=== STATED TASK ===
Reproduce each record below exactly as written.

=== MATERIAL SUPPLIED ===
▬▬▬▬▬▬▬▬▬▬

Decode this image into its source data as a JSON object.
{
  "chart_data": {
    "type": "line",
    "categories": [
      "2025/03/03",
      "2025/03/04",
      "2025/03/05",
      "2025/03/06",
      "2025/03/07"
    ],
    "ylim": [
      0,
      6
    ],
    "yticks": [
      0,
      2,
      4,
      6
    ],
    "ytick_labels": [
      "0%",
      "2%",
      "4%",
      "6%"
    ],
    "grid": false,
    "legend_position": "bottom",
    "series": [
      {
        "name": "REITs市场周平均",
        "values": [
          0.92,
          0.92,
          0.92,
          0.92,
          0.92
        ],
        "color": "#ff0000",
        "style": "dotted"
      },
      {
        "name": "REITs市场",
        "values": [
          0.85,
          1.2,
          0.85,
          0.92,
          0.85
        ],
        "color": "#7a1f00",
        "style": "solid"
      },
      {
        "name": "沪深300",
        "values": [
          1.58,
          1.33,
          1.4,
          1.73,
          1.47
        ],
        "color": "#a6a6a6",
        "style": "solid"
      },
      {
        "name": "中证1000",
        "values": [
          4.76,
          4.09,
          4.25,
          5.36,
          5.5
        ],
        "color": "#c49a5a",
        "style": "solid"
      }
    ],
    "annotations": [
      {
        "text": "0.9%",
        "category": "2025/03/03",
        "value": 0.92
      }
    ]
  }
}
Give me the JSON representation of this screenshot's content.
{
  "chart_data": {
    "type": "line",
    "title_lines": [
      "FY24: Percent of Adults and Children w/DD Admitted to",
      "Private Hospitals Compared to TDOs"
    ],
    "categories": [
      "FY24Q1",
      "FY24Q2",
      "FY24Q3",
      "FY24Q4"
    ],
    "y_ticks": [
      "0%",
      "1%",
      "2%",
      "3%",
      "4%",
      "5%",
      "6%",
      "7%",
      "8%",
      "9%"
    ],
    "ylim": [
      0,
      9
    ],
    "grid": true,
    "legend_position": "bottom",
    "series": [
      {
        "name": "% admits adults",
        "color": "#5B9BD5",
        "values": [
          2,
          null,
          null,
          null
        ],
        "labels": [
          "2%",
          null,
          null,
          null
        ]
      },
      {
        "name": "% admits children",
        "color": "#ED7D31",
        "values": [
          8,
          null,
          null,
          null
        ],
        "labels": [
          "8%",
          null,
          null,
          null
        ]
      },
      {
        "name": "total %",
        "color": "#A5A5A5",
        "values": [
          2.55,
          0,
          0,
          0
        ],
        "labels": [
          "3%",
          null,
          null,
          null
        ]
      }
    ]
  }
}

▬▬▬▬▬▬▬▬▬▬

=== SOLUTION TO THE EXERCISE ===
Decode this image into its source data as a JSON object.
{
  "chart_data": {
    "type": "line",
    "categories": [
      "2025/03/03",
      "2025/03/04",
      "2025/03/05",
      "2025/03/06",
      "2025/03/07"
    ],
    "ylim": [
      0,
      6
    ],
    "yticks": [
      0,
      2,
      4,
      6
    ],
    "ytick_labels": [
      "0%",
      "2%",
      "4%",
      "6%"
    ],
    "grid": false,
    "legend_position": "bottom",
    "series": [
      {
        "name": "REITs市场周平均",
        "values": [
          0.92,
          0.92,
          0.92,
          0.92,
          0.92
        ],
        "color": "#ff0000",
        "style": "dotted"
      },
      {
        "name": "REITs市场",
        "values": [
          0.85,
          1.2,
          0.85,
          0.92,
          0.85
        ],
        "color": "#7a1f00",
        "style": "solid"
      },
      {
        "name": "沪深300",
        "values": [
          1.58,
          1.33,
          1.4,
          1.73,
          1.47
        ],
        "color": "#a6a6a6",
        "style": "solid"
      },
      {
        "name": "中证1000",
        "values": [
          4.76,
          4.09,
          4.25,
          5.36,
          5.5
        ],
        "color": "#c49a5a",
        "style": "solid"
      }
    ],
    "annotations": [
      {
        "text": "0.9%",
        "category": "2025/03/03",
        "value": 0.92
      }
    ]
  }
}
Give me the JSON representation of this screenshot's content.
{
  "chart_data": {
    "type": "line",
    "title_lines": [
      "FY24: Percent of Adults and Children w/DD Admitted to",
      "Private Hospitals Compared to TDOs"
    ],
    "categories": [
      "FY24Q1",
      "FY24Q2",
      "FY24Q3",
      "FY24Q4"
    ],
    "y_ticks": [
      "0%",
      "1%",
      "2%",
      "3%",
      "4%",
      "5%",
      "6%",
      "7%",
      "8%",
      "9%"
    ],
    "ylim": [
      0,
      9
    ],
    "grid": true,
    "legend_position": "bottom",
    "series": [
      {
        "name": "% admits adults",
        "color": "#5B9BD5",
        "values": [
          2,
          null,
          null,
          null
        ],
        "labels": [
          "2%",
          null,
          null,
          null
        ]
      },
      {
        "name": "% admits children",
        "color": "#ED7D31",
        "values": [
          8,
          null,
          null,
          null
        ],
        "labels": [
          "8%",
          null,
          null,
          null
        ]
      },
      {
        "name": "total %",
        "color": "#A5A5A5",
        "values": [
          2.55,
          0,
          0,
          0
        ],
        "labels": [
          "3%",
          null,
          null,
          null
        ]
      }
    ]
  }
}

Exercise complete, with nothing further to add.